======== Data records ========

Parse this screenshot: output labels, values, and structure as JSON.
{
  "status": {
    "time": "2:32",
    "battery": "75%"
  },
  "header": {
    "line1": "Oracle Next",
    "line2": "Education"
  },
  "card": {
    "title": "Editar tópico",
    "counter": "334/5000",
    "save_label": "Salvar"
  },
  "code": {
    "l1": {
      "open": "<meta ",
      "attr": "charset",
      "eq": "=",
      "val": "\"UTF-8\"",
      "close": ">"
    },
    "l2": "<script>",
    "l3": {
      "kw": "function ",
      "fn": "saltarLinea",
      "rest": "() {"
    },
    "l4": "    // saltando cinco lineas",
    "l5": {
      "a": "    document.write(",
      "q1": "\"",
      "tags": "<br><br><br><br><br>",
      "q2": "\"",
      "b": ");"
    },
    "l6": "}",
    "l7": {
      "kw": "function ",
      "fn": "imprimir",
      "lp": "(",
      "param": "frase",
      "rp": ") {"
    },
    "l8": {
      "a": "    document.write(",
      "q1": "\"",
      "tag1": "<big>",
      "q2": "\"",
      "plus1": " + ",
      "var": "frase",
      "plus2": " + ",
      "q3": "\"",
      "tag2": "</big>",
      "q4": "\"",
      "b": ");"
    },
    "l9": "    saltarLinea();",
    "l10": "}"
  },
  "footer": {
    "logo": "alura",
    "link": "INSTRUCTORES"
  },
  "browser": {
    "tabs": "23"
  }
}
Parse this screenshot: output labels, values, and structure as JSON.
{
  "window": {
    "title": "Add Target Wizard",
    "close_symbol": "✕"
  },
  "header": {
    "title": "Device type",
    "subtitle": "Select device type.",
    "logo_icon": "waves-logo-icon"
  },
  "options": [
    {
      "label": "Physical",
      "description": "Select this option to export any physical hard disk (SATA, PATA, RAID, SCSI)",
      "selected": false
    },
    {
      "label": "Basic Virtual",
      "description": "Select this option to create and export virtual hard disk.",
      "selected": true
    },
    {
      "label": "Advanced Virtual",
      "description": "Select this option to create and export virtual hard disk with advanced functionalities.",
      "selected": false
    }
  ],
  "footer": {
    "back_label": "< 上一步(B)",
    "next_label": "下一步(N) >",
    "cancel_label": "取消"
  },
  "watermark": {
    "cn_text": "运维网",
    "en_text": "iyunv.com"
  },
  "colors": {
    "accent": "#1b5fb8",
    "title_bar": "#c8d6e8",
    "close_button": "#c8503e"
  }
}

========

* What you have to do: What is the number of lines in the records that contain the string "description"? Give only that number.

* The response: 3